▶ STATED EXERCISE
Tally the lines that include "Floor". Output the number only.

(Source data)
* * *

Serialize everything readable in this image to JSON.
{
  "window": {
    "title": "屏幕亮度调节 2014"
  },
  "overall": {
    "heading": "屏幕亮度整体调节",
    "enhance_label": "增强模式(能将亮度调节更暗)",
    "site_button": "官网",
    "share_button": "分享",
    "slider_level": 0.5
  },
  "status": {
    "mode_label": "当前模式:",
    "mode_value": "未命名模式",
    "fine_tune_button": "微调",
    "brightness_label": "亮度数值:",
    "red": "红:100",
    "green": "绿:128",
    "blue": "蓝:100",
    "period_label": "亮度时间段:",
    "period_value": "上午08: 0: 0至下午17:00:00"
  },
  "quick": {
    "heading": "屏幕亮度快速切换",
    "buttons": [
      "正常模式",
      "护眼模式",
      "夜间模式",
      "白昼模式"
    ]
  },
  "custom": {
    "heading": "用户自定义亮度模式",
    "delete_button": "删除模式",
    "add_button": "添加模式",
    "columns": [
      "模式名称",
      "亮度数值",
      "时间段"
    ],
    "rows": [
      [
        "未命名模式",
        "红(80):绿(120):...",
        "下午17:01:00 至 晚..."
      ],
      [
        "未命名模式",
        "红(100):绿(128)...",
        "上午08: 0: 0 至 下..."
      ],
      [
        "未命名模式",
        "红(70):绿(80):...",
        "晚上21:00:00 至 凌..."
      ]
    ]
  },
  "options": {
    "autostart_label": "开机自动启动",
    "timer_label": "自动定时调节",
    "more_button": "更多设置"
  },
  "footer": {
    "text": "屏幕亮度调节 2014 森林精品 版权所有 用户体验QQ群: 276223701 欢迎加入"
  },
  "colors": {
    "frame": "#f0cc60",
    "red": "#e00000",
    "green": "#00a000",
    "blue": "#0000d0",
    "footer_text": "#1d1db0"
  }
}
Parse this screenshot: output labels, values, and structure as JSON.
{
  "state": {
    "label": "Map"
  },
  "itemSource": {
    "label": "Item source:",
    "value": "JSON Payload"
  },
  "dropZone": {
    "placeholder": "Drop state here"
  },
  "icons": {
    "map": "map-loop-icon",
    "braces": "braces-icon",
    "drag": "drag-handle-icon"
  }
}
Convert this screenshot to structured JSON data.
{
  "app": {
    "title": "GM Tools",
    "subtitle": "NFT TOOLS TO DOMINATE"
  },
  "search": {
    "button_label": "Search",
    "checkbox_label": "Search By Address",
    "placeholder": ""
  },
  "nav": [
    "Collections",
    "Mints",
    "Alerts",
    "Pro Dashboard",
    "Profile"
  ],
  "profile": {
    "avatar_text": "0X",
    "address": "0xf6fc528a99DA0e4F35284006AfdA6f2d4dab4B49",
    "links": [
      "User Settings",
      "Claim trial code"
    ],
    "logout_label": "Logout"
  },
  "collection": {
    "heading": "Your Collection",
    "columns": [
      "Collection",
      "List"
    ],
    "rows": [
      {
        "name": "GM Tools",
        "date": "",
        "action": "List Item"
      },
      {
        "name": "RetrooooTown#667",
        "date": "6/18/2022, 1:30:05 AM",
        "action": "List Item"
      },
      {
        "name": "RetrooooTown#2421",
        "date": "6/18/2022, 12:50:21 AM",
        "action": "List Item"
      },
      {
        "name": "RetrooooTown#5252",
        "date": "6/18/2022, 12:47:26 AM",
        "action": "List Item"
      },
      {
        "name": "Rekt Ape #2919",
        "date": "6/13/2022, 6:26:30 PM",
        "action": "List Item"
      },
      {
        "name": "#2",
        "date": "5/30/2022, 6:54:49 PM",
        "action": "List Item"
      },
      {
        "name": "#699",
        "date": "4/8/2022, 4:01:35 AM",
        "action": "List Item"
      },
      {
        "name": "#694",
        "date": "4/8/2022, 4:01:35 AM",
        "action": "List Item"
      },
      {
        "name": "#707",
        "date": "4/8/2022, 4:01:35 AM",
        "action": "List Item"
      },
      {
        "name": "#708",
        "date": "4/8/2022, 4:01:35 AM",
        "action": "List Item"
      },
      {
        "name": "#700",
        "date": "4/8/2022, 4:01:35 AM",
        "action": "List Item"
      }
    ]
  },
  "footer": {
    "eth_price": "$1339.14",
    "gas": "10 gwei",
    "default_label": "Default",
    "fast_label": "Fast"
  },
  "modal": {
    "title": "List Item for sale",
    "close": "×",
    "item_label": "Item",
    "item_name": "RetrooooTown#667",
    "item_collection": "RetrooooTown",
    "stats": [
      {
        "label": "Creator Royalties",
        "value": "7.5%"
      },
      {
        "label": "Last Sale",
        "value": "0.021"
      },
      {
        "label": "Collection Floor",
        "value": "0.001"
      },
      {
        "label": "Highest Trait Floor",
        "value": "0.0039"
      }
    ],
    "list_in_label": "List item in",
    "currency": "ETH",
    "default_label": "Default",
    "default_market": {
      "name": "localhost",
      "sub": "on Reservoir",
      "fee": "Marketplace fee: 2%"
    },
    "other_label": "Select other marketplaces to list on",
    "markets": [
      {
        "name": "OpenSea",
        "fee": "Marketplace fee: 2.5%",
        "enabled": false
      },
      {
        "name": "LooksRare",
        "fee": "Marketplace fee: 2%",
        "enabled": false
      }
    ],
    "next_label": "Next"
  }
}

* * *

▶ RESULT OF THE EXERCISE
2